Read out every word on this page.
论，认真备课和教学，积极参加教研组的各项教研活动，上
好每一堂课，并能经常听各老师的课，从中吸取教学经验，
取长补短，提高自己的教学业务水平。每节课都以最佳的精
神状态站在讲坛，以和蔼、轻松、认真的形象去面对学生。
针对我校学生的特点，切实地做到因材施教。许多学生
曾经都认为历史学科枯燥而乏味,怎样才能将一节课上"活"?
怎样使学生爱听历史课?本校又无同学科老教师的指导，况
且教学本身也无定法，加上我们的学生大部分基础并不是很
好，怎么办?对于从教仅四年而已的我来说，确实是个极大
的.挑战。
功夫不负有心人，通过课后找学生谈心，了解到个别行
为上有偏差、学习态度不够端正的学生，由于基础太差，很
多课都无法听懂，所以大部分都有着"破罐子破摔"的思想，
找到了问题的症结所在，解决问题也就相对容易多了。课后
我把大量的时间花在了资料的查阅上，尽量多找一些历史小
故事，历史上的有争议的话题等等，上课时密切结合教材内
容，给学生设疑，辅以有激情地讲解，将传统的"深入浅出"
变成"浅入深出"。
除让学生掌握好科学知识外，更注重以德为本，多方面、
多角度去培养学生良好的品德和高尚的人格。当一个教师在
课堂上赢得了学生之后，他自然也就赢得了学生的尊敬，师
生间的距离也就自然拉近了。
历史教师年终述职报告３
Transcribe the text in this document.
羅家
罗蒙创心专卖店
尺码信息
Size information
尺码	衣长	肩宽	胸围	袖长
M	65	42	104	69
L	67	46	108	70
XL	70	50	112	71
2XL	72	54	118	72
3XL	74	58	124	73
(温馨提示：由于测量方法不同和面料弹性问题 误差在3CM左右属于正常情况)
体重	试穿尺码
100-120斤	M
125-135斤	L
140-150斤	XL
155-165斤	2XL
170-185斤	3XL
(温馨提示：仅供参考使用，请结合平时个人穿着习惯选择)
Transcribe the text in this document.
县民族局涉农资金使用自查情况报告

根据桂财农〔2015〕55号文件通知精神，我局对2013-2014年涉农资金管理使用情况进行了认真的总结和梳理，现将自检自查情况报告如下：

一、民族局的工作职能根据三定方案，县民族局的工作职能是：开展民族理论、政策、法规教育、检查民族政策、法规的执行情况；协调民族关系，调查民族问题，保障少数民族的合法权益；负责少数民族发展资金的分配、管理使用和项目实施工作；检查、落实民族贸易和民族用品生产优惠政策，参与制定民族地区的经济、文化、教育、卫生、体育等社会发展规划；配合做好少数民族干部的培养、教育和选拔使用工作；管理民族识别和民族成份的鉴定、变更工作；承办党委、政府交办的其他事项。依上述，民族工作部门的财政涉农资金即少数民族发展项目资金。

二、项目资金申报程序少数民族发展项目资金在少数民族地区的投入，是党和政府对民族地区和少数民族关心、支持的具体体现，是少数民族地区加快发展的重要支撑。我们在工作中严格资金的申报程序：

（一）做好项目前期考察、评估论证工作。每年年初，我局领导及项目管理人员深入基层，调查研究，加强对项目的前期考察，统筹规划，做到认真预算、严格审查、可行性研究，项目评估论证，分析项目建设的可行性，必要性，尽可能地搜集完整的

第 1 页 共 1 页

==================================================

Identify the lines in the entries above that contain "温馨提示", then copy them out.

(温馨提示：由于测量方法不同和面料弹性问题 误差在3CM左右属于正常情况)
(温馨提示：仅供参考使用，请结合平时个人穿着习惯选择)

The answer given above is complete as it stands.